START Given data

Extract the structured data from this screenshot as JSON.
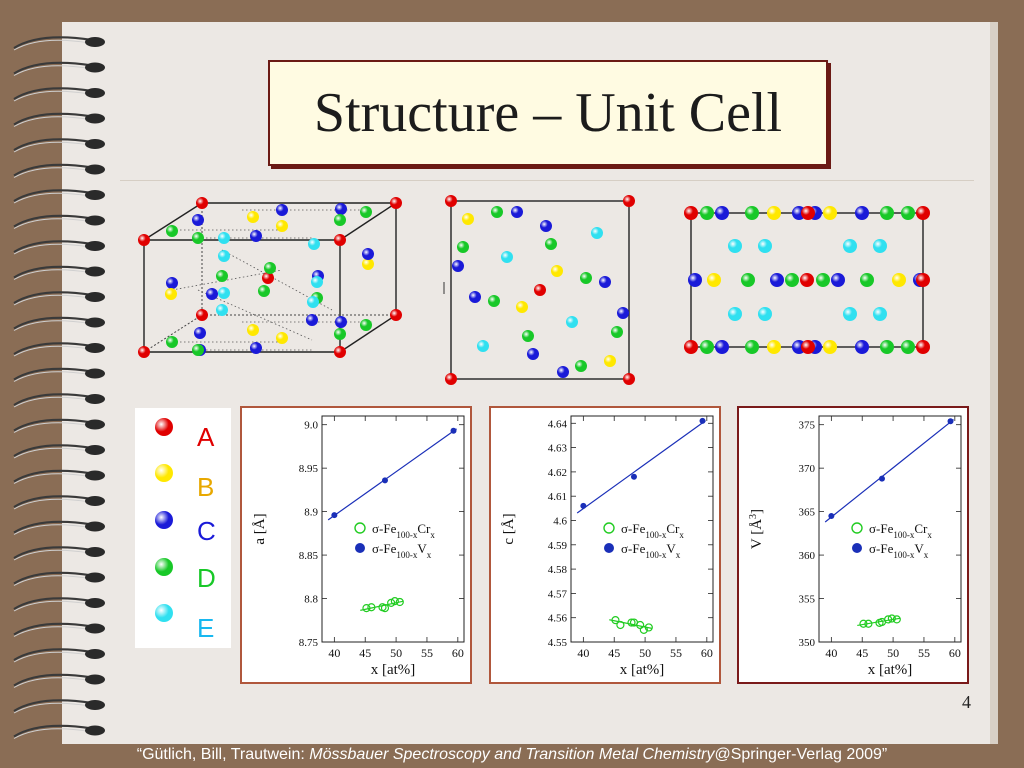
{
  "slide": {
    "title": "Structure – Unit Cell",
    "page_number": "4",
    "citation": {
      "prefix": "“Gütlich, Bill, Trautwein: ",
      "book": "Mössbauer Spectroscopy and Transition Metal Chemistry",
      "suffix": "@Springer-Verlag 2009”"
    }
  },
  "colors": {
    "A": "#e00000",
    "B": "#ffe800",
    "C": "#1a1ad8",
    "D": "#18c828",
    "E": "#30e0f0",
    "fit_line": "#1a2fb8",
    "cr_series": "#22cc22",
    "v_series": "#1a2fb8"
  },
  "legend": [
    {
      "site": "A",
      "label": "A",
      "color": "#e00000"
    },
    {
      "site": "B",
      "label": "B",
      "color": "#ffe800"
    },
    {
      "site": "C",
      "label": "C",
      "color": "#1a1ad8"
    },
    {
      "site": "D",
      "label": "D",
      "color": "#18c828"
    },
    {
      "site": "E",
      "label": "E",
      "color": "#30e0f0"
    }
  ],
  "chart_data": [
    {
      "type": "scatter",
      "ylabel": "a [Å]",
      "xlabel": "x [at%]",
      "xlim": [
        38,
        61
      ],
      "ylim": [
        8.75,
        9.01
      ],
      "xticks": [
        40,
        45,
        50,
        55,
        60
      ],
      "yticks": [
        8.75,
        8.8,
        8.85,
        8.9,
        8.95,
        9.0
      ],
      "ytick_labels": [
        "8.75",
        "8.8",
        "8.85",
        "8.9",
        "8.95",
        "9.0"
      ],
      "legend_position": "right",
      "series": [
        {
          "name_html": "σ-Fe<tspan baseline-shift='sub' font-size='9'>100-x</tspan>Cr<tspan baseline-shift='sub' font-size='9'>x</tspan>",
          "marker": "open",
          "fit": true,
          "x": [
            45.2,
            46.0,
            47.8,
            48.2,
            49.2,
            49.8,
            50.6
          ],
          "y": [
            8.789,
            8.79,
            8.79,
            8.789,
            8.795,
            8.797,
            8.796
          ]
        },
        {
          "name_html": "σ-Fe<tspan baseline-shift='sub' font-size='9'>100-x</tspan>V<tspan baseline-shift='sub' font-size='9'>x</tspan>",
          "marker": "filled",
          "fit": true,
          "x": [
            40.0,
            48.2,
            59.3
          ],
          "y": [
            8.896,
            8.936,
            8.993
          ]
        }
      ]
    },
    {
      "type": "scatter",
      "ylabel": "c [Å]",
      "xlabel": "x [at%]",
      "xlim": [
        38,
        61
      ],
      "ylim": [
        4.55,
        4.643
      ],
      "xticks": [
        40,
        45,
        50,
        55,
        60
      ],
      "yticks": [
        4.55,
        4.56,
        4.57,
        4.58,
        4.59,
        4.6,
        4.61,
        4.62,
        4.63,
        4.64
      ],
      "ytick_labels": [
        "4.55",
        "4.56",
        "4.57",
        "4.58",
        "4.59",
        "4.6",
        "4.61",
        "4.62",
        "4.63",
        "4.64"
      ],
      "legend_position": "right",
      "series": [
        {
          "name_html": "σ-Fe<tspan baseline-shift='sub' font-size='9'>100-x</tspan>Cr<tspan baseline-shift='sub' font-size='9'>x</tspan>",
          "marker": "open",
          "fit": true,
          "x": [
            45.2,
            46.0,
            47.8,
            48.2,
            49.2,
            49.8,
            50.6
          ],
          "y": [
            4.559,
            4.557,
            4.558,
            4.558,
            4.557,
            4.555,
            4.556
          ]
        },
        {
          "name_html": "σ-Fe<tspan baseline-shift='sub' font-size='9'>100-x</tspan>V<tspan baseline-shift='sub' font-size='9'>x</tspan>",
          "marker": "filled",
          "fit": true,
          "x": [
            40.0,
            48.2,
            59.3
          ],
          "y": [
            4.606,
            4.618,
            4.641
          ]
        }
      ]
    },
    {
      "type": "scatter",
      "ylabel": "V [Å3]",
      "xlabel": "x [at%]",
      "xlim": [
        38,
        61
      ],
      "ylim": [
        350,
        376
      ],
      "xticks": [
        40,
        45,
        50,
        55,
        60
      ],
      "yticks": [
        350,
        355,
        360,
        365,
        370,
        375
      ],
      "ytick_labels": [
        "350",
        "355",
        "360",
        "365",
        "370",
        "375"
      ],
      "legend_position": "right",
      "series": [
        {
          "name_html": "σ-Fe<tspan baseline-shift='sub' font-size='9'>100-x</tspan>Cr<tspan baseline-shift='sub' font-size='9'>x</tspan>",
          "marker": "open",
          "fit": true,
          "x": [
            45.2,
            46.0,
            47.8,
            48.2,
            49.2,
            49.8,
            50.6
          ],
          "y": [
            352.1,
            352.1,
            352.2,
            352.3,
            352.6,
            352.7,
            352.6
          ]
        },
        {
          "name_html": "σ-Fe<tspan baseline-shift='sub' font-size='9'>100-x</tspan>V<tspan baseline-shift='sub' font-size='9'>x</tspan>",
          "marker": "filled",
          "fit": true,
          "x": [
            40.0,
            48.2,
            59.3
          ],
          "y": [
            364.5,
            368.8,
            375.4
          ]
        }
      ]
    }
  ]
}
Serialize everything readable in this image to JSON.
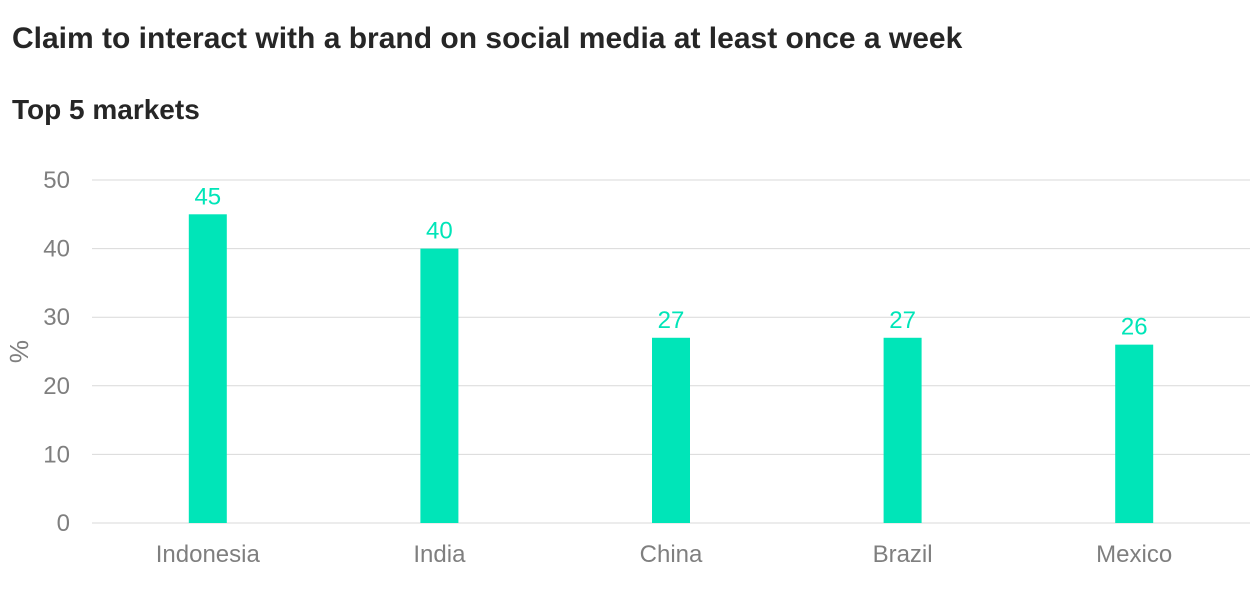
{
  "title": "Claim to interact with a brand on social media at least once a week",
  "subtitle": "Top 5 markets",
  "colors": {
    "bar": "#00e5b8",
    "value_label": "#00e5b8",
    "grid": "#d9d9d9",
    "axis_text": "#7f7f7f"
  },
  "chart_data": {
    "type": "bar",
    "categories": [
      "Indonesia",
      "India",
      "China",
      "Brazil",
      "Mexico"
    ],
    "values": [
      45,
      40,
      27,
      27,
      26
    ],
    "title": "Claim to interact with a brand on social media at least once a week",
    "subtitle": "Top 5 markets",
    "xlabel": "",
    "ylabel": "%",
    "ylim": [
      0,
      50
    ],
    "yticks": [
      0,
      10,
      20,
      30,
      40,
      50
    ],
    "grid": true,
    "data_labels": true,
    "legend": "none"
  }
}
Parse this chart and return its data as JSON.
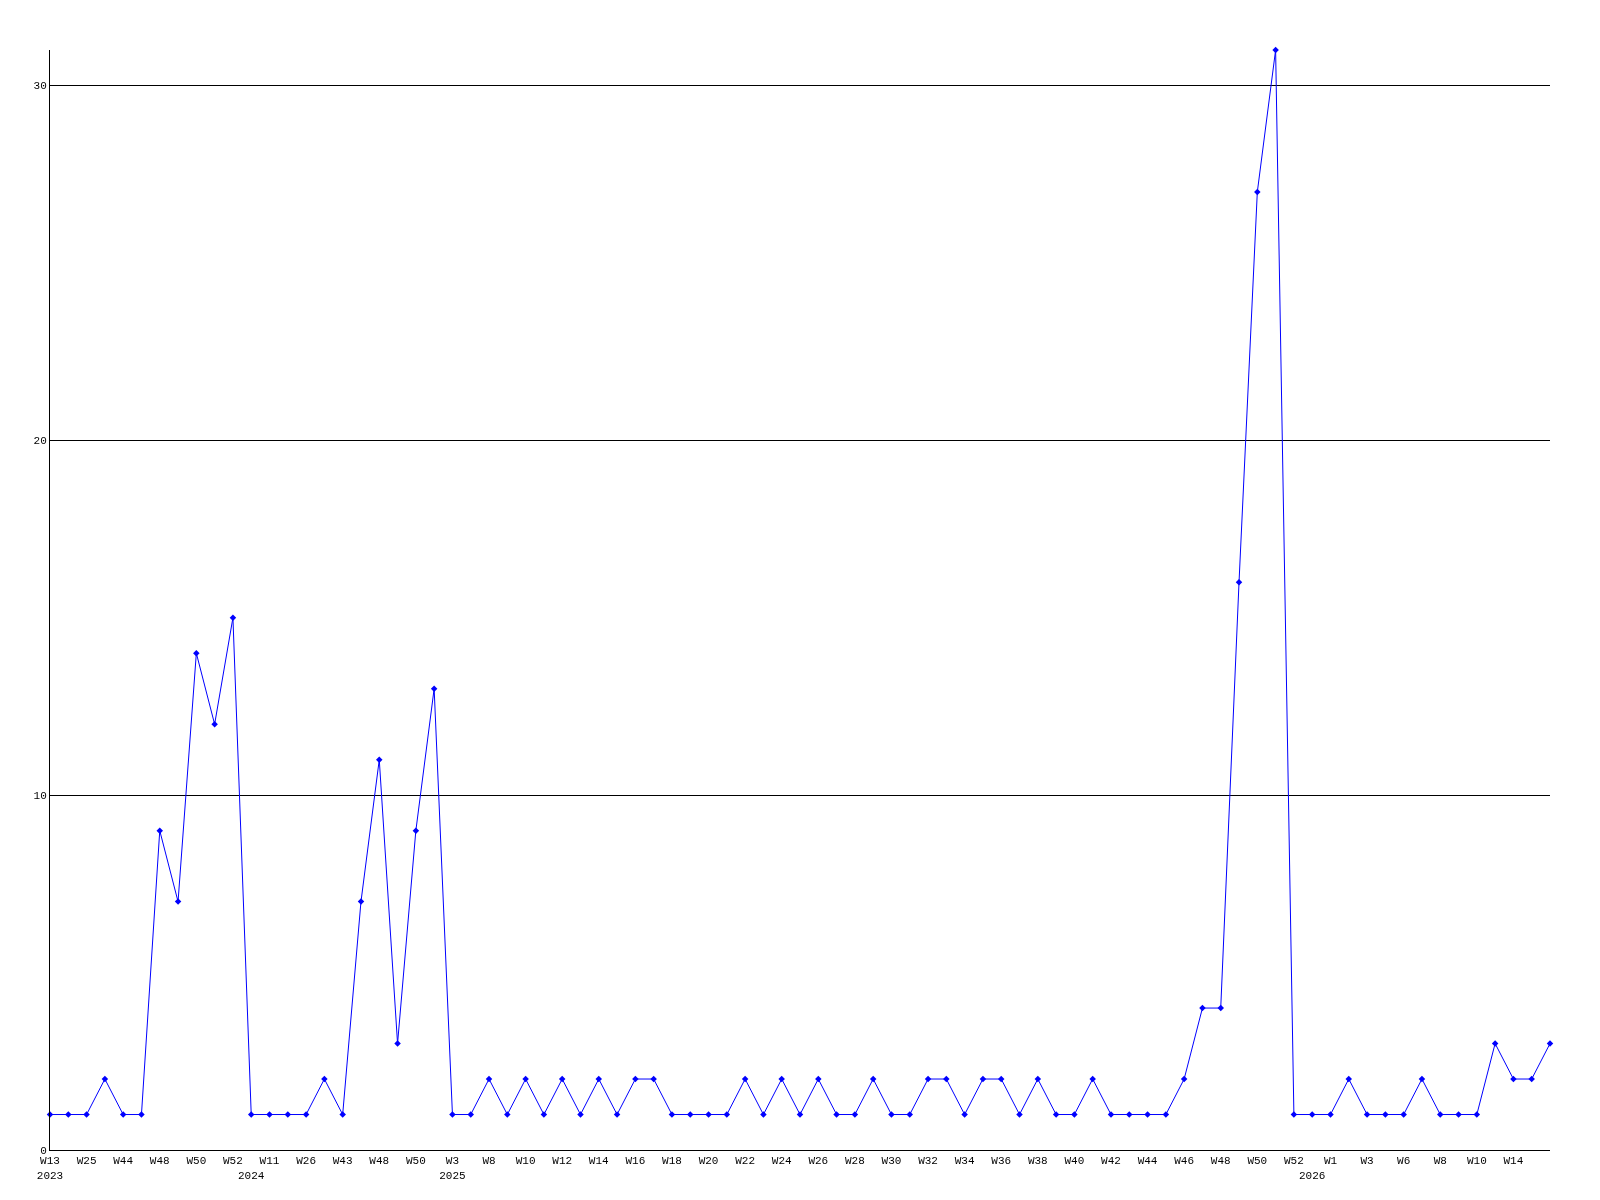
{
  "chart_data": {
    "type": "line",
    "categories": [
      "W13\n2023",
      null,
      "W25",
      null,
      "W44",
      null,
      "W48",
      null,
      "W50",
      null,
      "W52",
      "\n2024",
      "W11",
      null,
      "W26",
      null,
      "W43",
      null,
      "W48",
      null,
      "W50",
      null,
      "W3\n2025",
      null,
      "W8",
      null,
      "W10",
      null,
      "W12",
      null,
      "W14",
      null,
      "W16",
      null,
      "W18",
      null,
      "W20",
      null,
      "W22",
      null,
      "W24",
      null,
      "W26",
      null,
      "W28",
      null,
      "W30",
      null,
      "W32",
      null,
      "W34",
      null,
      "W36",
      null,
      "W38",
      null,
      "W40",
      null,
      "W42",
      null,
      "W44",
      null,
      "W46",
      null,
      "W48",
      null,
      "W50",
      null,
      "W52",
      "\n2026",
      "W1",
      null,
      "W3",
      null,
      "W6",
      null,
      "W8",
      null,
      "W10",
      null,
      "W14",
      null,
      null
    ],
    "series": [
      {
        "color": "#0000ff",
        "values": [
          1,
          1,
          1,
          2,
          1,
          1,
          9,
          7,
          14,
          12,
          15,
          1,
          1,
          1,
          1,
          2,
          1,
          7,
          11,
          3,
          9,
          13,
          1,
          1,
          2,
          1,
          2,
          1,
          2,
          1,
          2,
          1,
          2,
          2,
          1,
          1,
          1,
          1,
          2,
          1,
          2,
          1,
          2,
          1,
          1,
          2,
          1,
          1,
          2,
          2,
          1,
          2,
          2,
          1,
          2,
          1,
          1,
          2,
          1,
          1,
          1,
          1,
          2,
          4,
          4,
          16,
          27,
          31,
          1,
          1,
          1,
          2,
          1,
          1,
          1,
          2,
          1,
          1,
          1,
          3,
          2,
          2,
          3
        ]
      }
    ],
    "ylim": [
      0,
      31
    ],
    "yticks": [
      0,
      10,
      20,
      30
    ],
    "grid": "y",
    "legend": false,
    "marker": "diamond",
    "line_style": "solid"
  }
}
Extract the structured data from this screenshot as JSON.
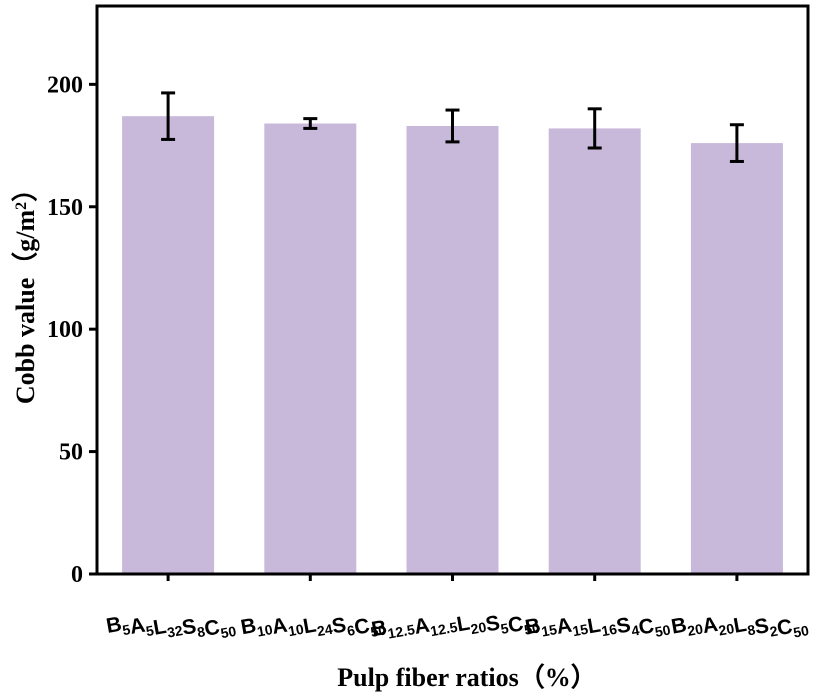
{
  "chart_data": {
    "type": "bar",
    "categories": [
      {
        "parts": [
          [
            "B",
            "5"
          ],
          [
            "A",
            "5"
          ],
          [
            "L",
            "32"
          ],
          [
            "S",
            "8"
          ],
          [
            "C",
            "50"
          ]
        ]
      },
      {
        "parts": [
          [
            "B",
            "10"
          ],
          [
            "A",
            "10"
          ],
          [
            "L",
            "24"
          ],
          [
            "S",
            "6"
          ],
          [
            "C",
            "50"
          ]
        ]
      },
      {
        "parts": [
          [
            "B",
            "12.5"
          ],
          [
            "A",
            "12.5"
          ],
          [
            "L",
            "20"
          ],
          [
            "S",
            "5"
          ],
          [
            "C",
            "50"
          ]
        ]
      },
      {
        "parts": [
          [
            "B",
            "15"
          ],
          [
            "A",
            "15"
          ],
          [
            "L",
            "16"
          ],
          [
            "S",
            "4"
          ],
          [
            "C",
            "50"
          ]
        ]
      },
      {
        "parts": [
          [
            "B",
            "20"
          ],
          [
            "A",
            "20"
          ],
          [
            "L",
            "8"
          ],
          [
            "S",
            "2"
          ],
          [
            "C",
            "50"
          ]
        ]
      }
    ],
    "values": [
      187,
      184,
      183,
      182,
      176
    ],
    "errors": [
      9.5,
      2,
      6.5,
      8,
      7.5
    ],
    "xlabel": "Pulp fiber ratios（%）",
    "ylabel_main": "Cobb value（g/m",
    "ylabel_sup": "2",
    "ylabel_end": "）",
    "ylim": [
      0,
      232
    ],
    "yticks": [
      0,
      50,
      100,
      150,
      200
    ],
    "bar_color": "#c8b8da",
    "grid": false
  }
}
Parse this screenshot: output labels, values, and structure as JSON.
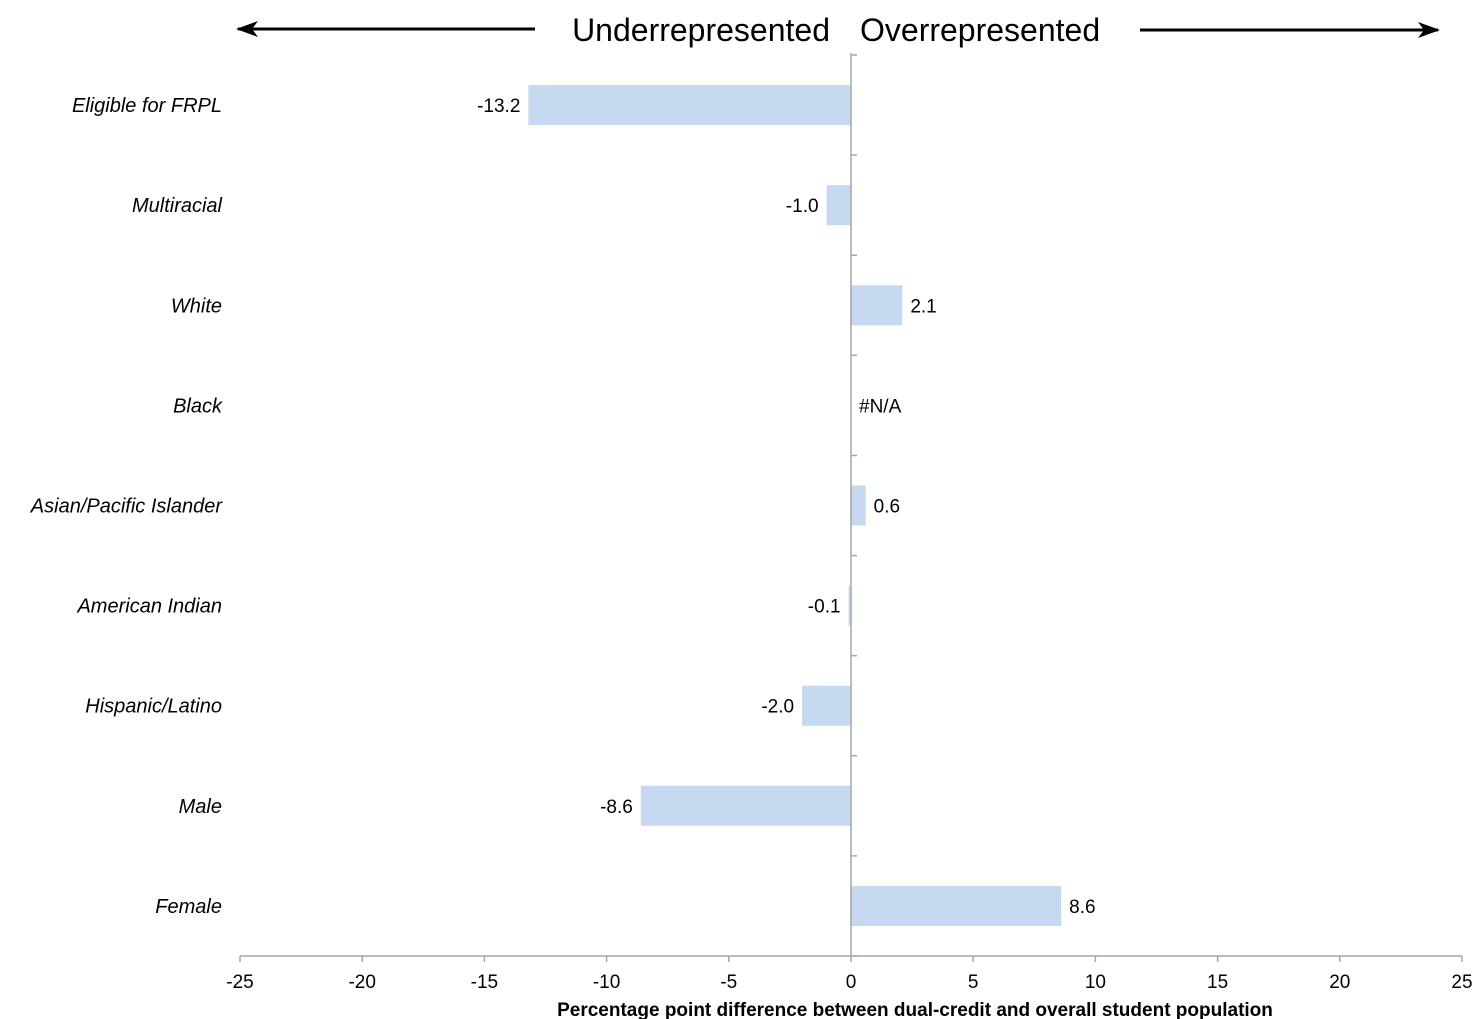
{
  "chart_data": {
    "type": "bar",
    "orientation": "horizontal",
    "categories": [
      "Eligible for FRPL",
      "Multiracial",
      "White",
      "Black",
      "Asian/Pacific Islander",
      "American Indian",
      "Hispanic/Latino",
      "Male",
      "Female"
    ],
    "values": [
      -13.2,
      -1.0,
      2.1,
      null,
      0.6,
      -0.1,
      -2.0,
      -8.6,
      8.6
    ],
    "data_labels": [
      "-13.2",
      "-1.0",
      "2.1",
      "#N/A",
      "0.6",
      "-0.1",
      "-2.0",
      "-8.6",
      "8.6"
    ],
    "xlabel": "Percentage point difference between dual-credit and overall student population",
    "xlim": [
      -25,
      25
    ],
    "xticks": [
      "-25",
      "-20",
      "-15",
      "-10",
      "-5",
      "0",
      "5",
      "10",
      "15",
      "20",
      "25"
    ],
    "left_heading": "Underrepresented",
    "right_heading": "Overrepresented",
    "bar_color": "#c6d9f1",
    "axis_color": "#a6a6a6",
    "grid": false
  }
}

END Given data

-- Task instructions --
Single out each line of the records above with the string "this" in it, and copy it.

-- Finished task --
Extract the structured data from this screenshot as JSON.
Serialize everything readable in this image to JSON.
Parse this chart and return its data as JSON.
Extract the structured data from this screenshot as JSON.
Parse this screenshot: output labels, values, and structure as JSON.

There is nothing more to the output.